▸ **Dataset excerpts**
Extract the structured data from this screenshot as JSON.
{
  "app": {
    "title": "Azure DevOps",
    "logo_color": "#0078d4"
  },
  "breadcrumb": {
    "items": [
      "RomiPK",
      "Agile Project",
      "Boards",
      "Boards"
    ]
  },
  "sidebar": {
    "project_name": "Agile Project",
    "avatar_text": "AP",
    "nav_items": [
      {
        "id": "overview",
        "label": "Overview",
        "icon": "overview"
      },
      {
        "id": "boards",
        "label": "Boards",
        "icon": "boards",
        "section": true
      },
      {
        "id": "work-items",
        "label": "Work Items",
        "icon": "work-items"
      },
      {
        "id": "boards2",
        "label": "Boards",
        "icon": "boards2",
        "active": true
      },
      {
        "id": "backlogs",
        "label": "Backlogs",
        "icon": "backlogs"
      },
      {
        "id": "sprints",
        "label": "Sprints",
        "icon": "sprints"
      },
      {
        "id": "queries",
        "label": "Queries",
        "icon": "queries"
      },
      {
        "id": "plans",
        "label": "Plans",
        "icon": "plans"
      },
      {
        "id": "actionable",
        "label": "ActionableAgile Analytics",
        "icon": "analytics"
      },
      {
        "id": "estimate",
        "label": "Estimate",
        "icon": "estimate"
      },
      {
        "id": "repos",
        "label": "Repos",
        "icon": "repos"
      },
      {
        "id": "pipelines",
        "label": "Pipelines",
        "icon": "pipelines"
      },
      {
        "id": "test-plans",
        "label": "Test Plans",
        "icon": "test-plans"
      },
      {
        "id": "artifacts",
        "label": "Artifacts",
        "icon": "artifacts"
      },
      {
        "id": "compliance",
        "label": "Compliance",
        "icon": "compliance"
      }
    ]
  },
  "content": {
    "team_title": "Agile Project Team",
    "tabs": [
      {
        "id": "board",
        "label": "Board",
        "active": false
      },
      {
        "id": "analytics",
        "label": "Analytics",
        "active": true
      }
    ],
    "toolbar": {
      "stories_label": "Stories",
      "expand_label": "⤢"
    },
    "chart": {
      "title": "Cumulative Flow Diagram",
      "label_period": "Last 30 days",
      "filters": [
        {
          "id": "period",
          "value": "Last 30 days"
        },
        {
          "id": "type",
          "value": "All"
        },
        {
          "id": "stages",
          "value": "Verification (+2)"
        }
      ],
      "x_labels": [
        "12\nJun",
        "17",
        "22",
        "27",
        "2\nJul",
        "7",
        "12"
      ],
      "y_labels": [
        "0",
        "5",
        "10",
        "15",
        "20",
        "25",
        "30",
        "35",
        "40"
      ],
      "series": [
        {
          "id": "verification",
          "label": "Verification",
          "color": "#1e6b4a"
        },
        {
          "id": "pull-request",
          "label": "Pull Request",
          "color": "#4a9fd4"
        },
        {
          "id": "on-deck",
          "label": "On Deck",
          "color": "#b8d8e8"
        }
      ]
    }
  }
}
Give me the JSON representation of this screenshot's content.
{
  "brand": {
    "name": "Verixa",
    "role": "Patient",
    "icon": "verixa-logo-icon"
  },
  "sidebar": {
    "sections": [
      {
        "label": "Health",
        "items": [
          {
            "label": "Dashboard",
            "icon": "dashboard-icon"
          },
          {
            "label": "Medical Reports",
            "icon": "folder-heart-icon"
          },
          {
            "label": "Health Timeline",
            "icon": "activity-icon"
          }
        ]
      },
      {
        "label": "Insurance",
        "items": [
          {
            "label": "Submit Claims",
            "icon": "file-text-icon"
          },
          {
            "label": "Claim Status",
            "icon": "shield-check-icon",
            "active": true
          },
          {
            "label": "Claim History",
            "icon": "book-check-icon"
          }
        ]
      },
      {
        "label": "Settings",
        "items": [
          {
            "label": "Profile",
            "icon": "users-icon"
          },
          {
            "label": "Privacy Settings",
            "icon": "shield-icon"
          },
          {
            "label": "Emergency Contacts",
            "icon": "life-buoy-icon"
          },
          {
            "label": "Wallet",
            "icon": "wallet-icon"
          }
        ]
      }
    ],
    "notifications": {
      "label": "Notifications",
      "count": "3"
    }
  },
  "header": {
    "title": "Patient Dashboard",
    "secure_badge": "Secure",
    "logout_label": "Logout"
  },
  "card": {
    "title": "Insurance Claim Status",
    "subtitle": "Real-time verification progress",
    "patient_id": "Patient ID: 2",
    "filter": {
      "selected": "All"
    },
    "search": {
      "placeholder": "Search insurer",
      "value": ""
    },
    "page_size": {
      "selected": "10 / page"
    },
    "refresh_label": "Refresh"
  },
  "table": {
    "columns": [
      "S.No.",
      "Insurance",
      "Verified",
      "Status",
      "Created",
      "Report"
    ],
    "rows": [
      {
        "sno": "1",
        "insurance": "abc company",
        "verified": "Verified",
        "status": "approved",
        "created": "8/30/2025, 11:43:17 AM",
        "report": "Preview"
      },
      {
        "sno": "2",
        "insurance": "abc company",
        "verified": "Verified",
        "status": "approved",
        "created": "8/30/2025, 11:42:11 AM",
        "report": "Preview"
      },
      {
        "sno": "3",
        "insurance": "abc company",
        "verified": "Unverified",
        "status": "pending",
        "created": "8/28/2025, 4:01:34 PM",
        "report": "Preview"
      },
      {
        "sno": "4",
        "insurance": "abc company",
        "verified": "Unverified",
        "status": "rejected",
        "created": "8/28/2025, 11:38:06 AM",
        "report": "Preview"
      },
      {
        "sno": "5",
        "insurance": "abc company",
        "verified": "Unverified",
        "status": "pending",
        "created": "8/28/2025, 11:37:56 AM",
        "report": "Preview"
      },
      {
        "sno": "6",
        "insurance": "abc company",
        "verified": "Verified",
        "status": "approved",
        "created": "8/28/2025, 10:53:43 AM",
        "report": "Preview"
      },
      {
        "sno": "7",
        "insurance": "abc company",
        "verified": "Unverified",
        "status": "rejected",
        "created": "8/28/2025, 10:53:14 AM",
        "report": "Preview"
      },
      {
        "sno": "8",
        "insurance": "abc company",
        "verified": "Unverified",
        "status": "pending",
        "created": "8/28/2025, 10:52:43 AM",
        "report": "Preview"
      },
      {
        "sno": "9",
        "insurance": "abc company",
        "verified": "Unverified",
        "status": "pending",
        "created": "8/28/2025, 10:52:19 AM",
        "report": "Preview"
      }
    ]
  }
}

▸ **Given request**
Reproduce all data above, unchanged.

▸ **Written reply**
Extract the structured data from this screenshot as JSON.
{
  "app": {
    "title": "Azure DevOps",
    "logo_color": "#0078d4"
  },
  "breadcrumb": {
    "items": [
      "RomiPK",
      "Agile Project",
      "Boards",
      "Boards"
    ]
  },
  "sidebar": {
    "project_name": "Agile Project",
    "avatar_text": "AP",
    "nav_items": [
      {
        "id": "overview",
        "label": "Overview",
        "icon": "overview"
      },
      {
        "id": "boards",
        "label": "Boards",
        "icon": "boards",
        "section": true
      },
      {
        "id": "work-items",
        "label": "Work Items",
        "icon": "work-items"
      },
      {
        "id": "boards2",
        "label": "Boards",
        "icon": "boards2",
        "active": true
      },
      {
        "id": "backlogs",
        "label": "Backlogs",
        "icon": "backlogs"
      },
      {
        "id": "sprints",
        "label": "Sprints",
        "icon": "sprints"
      },
      {
        "id": "queries",
        "label": "Queries",
        "icon": "queries"
      },
      {
        "id": "plans",
        "label": "Plans",
        "icon": "plans"
      },
      {
        "id": "actionable",
        "label": "ActionableAgile Analytics",
        "icon": "analytics"
      },
      {
        "id": "estimate",
        "label": "Estimate",
        "icon": "estimate"
      },
      {
        "id": "repos",
        "label": "Repos",
        "icon": "repos"
      },
      {
        "id": "pipelines",
        "label": "Pipelines",
        "icon": "pipelines"
      },
      {
        "id": "test-plans",
        "label": "Test Plans",
        "icon": "test-plans"
      },
      {
        "id": "artifacts",
        "label": "Artifacts",
        "icon": "artifacts"
      },
      {
        "id": "compliance",
        "label": "Compliance",
        "icon": "compliance"
      }
    ]
  },
  "content": {
    "team_title": "Agile Project Team",
    "tabs": [
      {
        "id": "board",
        "label": "Board",
        "active": false
      },
      {
        "id": "analytics",
        "label": "Analytics",
        "active": true
      }
    ],
    "toolbar": {
      "stories_label": "Stories",
      "expand_label": "⤢"
    },
    "chart": {
      "title": "Cumulative Flow Diagram",
      "label_period": "Last 30 days",
      "filters": [
        {
          "id": "period",
          "value": "Last 30 days"
        },
        {
          "id": "type",
          "value": "All"
        },
        {
          "id": "stages",
          "value": "Verification (+2)"
        }
      ],
      "x_labels": [
        "12\nJun",
        "17",
        "22",
        "27",
        "2\nJul",
        "7",
        "12"
      ],
      "y_labels": [
        "0",
        "5",
        "10",
        "15",
        "20",
        "25",
        "30",
        "35",
        "40"
      ],
      "series": [
        {
          "id": "verification",
          "label": "Verification",
          "color": "#1e6b4a"
        },
        {
          "id": "pull-request",
          "label": "Pull Request",
          "color": "#4a9fd4"
        },
        {
          "id": "on-deck",
          "label": "On Deck",
          "color": "#b8d8e8"
        }
      ]
    }
  }
}
Give me the JSON representation of this screenshot's content.
{
  "brand": {
    "name": "Verixa",
    "role": "Patient",
    "icon": "verixa-logo-icon"
  },
  "sidebar": {
    "sections": [
      {
        "label": "Health",
        "items": [
          {
            "label": "Dashboard",
            "icon": "dashboard-icon"
          },
          {
            "label": "Medical Reports",
            "icon": "folder-heart-icon"
          },
          {
            "label": "Health Timeline",
            "icon": "activity-icon"
          }
        ]
      },
      {
        "label": "Insurance",
        "items": [
          {
            "label": "Submit Claims",
            "icon": "file-text-icon"
          },
          {
            "label": "Claim Status",
            "icon": "shield-check-icon",
            "active": true
          },
          {
            "label": "Claim History",
            "icon": "book-check-icon"
          }
        ]
      },
      {
        "label": "Settings",
        "items": [
          {
            "label": "Profile",
            "icon": "users-icon"
          },
          {
            "label": "Privacy Settings",
            "icon": "shield-icon"
          },
          {
            "label": "Emergency Contacts",
            "icon": "life-buoy-icon"
          },
          {
            "label": "Wallet",
            "icon": "wallet-icon"
          }
        ]
      }
    ],
    "notifications": {
      "label": "Notifications",
      "count": "3"
    }
  },
  "header": {
    "title": "Patient Dashboard",
    "secure_badge": "Secure",
    "logout_label": "Logout"
  },
  "card": {
    "title": "Insurance Claim Status",
    "subtitle": "Real-time verification progress",
    "patient_id": "Patient ID: 2",
    "filter": {
      "selected": "All"
    },
    "search": {
      "placeholder": "Search insurer",
      "value": ""
    },
    "page_size": {
      "selected": "10 / page"
    },
    "refresh_label": "Refresh"
  },
  "table": {
    "columns": [
      "S.No.",
      "Insurance",
      "Verified",
      "Status",
      "Created",
      "Report"
    ],
    "rows": [
      {
        "sno": "1",
        "insurance": "abc company",
        "verified": "Verified",
        "status": "approved",
        "created": "8/30/2025, 11:43:17 AM",
        "report": "Preview"
      },
      {
        "sno": "2",
        "insurance": "abc company",
        "verified": "Verified",
        "status": "approved",
        "created": "8/30/2025, 11:42:11 AM",
        "report": "Preview"
      },
      {
        "sno": "3",
        "insurance": "abc company",
        "verified": "Unverified",
        "status": "pending",
        "created": "8/28/2025, 4:01:34 PM",
        "report": "Preview"
      },
      {
        "sno": "4",
        "insurance": "abc company",
        "verified": "Unverified",
        "status": "rejected",
        "created": "8/28/2025, 11:38:06 AM",
        "report": "Preview"
      },
      {
        "sno": "5",
        "insurance": "abc company",
        "verified": "Unverified",
        "status": "pending",
        "created": "8/28/2025, 11:37:56 AM",
        "report": "Preview"
      },
      {
        "sno": "6",
        "insurance": "abc company",
        "verified": "Verified",
        "status": "approved",
        "created": "8/28/2025, 10:53:43 AM",
        "report": "Preview"
      },
      {
        "sno": "7",
        "insurance": "abc company",
        "verified": "Unverified",
        "status": "rejected",
        "created": "8/28/2025, 10:53:14 AM",
        "report": "Preview"
      },
      {
        "sno": "8",
        "insurance": "abc company",
        "verified": "Unverified",
        "status": "pending",
        "created": "8/28/2025, 10:52:43 AM",
        "report": "Preview"
      },
      {
        "sno": "9",
        "insurance": "abc company",
        "verified": "Unverified",
        "status": "pending",
        "created": "8/28/2025, 10:52:19 AM",
        "report": "Preview"
      }
    ]
  }
}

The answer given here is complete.